Layout records:

____________________

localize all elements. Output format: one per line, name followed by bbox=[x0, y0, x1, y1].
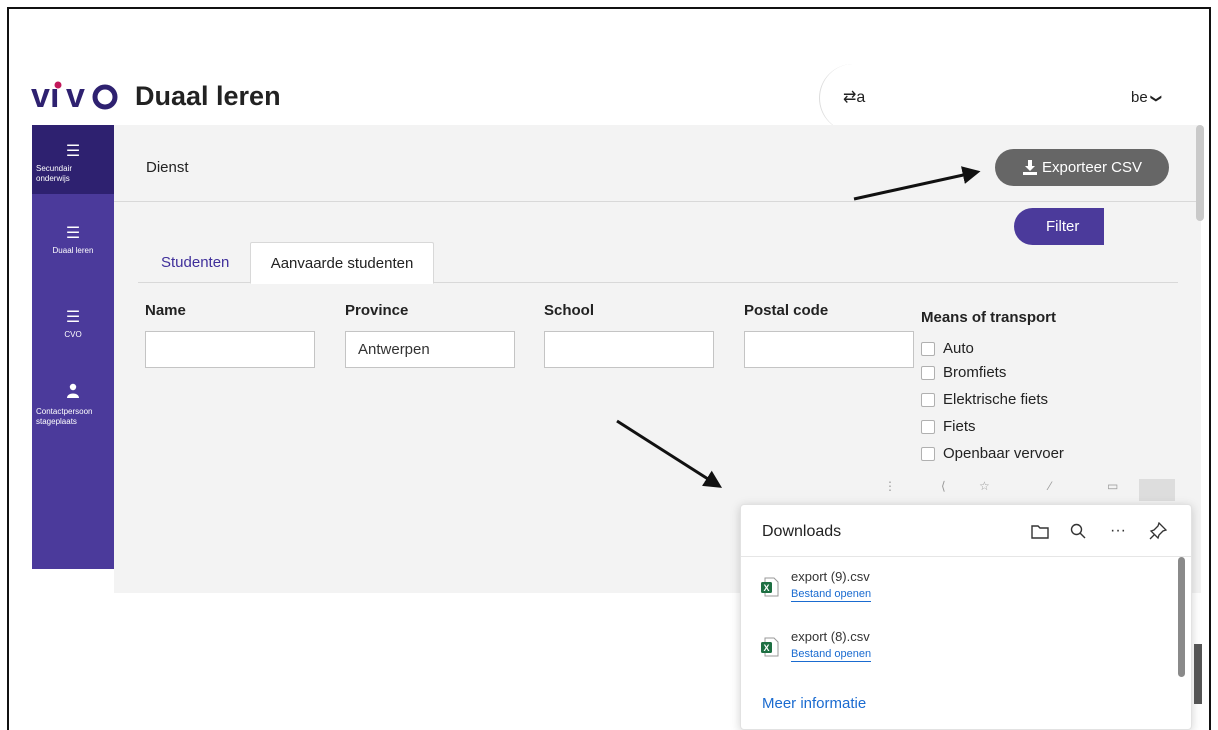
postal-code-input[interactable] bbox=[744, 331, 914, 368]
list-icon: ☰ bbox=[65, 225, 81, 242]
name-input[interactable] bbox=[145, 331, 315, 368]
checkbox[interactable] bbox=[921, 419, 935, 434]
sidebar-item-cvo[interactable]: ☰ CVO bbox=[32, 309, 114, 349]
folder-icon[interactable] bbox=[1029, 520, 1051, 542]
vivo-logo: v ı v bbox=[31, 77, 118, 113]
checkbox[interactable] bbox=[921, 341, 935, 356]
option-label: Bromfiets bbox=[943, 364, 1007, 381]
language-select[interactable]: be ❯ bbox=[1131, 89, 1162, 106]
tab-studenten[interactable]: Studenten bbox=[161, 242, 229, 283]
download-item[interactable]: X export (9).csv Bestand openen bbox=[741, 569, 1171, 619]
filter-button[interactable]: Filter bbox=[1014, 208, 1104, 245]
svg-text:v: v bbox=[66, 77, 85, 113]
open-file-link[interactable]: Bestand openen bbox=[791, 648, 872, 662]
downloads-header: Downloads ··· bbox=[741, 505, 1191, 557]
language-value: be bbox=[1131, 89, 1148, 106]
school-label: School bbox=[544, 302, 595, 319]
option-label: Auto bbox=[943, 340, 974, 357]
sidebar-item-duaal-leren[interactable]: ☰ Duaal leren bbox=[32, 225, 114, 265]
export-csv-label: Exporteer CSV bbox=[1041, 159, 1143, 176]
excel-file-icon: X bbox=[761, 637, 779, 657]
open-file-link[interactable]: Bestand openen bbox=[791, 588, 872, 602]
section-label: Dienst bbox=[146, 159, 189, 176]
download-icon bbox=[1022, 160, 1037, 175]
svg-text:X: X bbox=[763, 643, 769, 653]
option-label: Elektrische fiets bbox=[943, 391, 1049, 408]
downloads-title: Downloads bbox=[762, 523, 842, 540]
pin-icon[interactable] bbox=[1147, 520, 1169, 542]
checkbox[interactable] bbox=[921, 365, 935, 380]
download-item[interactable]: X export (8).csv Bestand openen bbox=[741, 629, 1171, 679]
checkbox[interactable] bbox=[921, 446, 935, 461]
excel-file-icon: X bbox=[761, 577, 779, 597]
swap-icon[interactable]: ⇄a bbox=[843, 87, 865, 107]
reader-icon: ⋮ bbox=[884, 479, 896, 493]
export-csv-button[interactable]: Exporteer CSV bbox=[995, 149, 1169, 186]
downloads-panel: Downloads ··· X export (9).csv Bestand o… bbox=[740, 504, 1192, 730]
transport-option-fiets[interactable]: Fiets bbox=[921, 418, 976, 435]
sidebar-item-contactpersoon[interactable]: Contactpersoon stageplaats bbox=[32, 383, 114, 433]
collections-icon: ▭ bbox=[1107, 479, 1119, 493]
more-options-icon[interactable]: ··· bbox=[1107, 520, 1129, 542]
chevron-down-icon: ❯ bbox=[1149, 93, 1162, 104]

____________________

Quote the entries from the line with "postal-code-input[interactable] bbox=[744, 331, 914, 368]" to the line with "tab-studenten[interactable]: Studenten bbox=[161, 242, 229, 283]", inclusive, reproducing each line exactly.

postal-code-input[interactable] bbox=[744, 331, 914, 368]
list-icon: ☰ bbox=[65, 225, 81, 242]
name-input[interactable] bbox=[145, 331, 315, 368]
checkbox[interactable] bbox=[921, 419, 935, 434]
sidebar-item-cvo[interactable]: ☰ CVO bbox=[32, 309, 114, 349]
folder-icon[interactable] bbox=[1029, 520, 1051, 542]
vivo-logo: v ı v bbox=[31, 77, 118, 113]
checkbox[interactable] bbox=[921, 341, 935, 356]
option-label: Bromfiets bbox=[943, 364, 1007, 381]
language-select[interactable]: be ❯ bbox=[1131, 89, 1162, 106]
tab-studenten[interactable]: Studenten bbox=[161, 242, 229, 283]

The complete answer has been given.